__What to do__:
[A] From the text on Regulation 1.15C, output the passage starting with "An instrument in" and going on through "components of an OET.", copied exactly.
[B] In the text on Regulation 1.15C, what IELTS score does IMMI 12/018 require for each test component?
[C] Resume the text on Regulation 1.15C, picking up right after its last sentence.

__Source text__:
Regulation 1.15C was subsequently amended, but this version continued to apply to the applicant because the application for the 885 Visa was lodged before 1 July 2011. [2] For ease of expression, in the remainder of these reasons I will refer to the Regulations as they applied to the applicant in the present tense.
[2] Migration Amendment Regulations 2011 (No. 3) (Cth) and items 12 and 124 of Schedule 1 to the Migration Amendment Regulation 2012 (No. 2) (Cth). See also Singh v Minister for Immigration & Anor [2016] FCCA 19 at [6] (Judge Cameron).
An instrument in writing, being IMMI 09/073, was made on 25 June 2009 for the purposes of reg.1.15C(a)(ii)(A) of the Regulations. That instrument was revoked by instrument IMMI 11/036 which commenced on 1 July 2011. IMMI 11/036 was in turn revoked by instrument IMMI 12/018 which took effect on 1 July 2012. It specified for applications lodged before 1 July 2012 the following matters:
A. For the purposes of subparagraph 1.15C(a)(i) the following language tests:
· an International English Language Test System (IELTS test); and
· an Occupational English Test (OET).
B. For the purposes of subparagraph 1.15C(a)(iii) the following scores:
· an IELTS test score of at least 6 for each of the 4 test components of speaking, reading, writing and listening; or
· a score of at least “B” in each of the four components of an OET.
C. For the purposes of paragraph 1.15C(b) a valid passport issued by the United Kingdom, the United States of America, Canada, New Zealand or Republic of Ireland, to a citizen of that country.
There are two errors in IMMI 12/018 which I previously identified in Singh & Anor v Minister for Immigration & Anor.[3] First, IMMI 12/018 purports to specify language tests “for the purposes of subparagraph 1.15C(a)(i)”. That paragraph, however, does not require or refer to the specification by instrument of any score or English language test; the paragraph itself prescribes an English language test, namely the IELTS test, and the necessary score under that test. The paragraph for the purposes for which a language test and the score required to be achieved in that test could be specified by instrument is paragraph 1.15C(a)(ii). And this leads to the second error. IMMI 12/018 specifies “for the purposes of subparagraph 1.15C(a)(iii)”. There is no such paragraph.

__Supplied information__:
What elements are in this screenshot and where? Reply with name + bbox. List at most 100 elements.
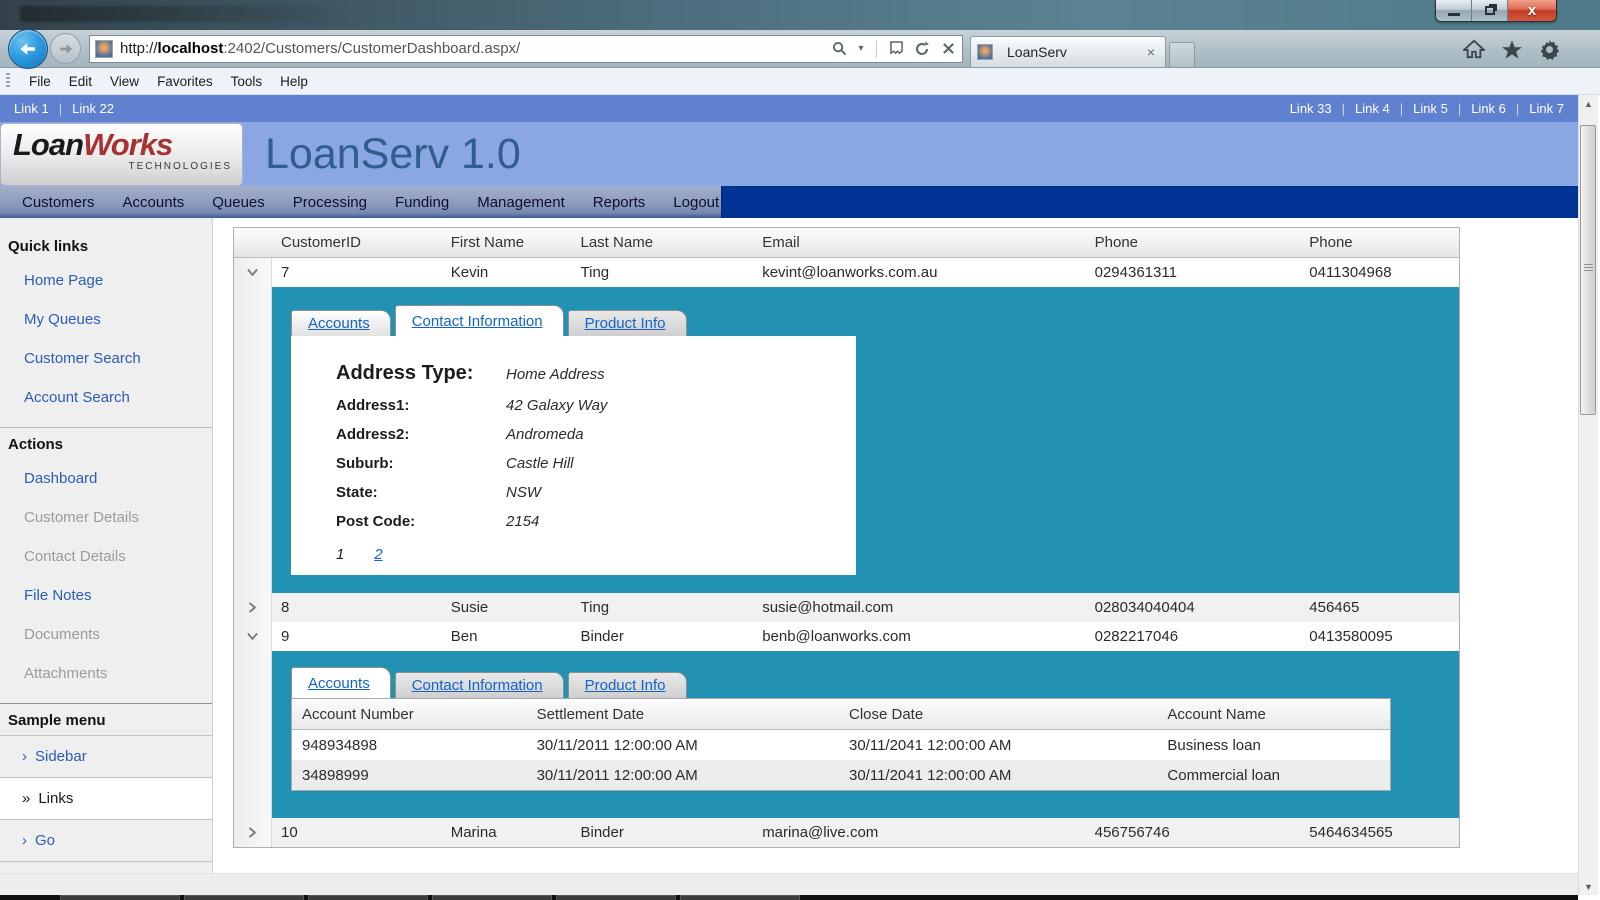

__Answers to the problems__:
[A]
An instrument in writing, being IMMI 09/073, was made on 25 June 2009 for the purposes of reg.1.15C(a)(ii)(A) of the Regulations. That instrument was revoked by instrument IMMI 11/036 which commenced on 1 July 2011. IMMI 11/036 was in turn revoked by instrument IMMI 12/018 which took effect on 1 July 2012. It specified for applications lodged before 1 July 2012 the following matters:
A. For the purposes of subparagraph 1.15C(a)(i) the following language tests:
· an International English Language Test System (IELTS test); and
· an Occupational English Test (OET).
B. For the purposes of subparagraph 1.15C(a)(iii) the following scores:
· an IELTS test score of at least 6 for each of the 4 test components of speaking, reading, writing and listening; or
· a score of at least “B” in each of the four components of an OET.

[B] At least 6 for each of the four components of speaking, reading, writing and listening.

[C]
[3] [2016] FCCA 387
Before the Tribunal
By letter dated 6 May 2014 the Tribunal invited the applicant to attend a hearing before it on 3 June 2014. That letter also requested the applicant provide evidence “at or before the hearing date” that he had “competent English”, or that he had booked an OELT or IELTS test scheduled to take place no later than 24 May 2014.[4]
[4] CB54-57
On 29 May 2014 the applicant’s representative wrote to the Tribunal requesting additional time for the applicant to sit an IELTS test scheduled on 21 June 2014 (21 June 2014 IELTS test).[5] The applicant was granted additional time to provide the results of the 21 June 2014 IELTS test.
[5] CB58
On 23 June 2014 the applicant’s representative informed the Tribunal that the applicant had not received the results of an IELTS test taken on 7 June 2014 (7 June 2014 IELTS test), and requested additional time to provide the results.[6]
[6] CB65
By email sent on 24 June 2014 the applicant’s representative provided to the Tribunal the 7 June 2014 IELTS test results.[7] Attached to that email was a document titled “International English Language Testing System Test Report Form” which recorded the following scores:[8]
[7] CB66-68
[8] CB68
Listening 6.0, Reading 5.5, Writing 5.5, Speaking 7.0, and Overall Band Score 6.0.
The applicant’s representative said the applicant “did not achieve the required score for Reading and Writing”, but noted “we are instructed that [the applicant] did obtain 6.0 or above in both modules in previous tests”. The representative further said his firm had been instructed that the applicant had undertaken the 21 June 2014 IELTS test, and that the applicant was confident “he would achieve a much better score in that test”. The representative requested the Tribunal to “wait for [the applicant] to provide the result of the 21 June 2014 test”.[9]
[9] CB66
On 24 June 2014 the applicant’s representative telephoned the Tribunal and informed it that the applicant had sat the 21 June 2014 IELTS test, and asked if the Tribunal would await the results of that test. The officer who took the call then spoke with the Tribunal member, after which the officer informed the applicant’s representative that the Tribunal had declined the request, and that the Tribunal would proceed to a decision shortly.[10]
[10] CB69
In the meantime, a different member of the Tribunal was assigned to determine the application for review. On 3 July 2014 a Tribunal officer advised the applicant’s representative the Tribunal would delay its decision in order to consider the 21 June 2014 IELTS test results.[11] On 7 July 2016 the applicant’s representative provided to the Tribunal the test results,[12] noting that the applicant did not achieve the required scores. The representative requested the Tribunal permit the applicant to sit a further IELTS test that was scheduled for 2 August 2014.[13] The Tribunal declined the applicant’s request,[14] and proceeded to determine the application for review.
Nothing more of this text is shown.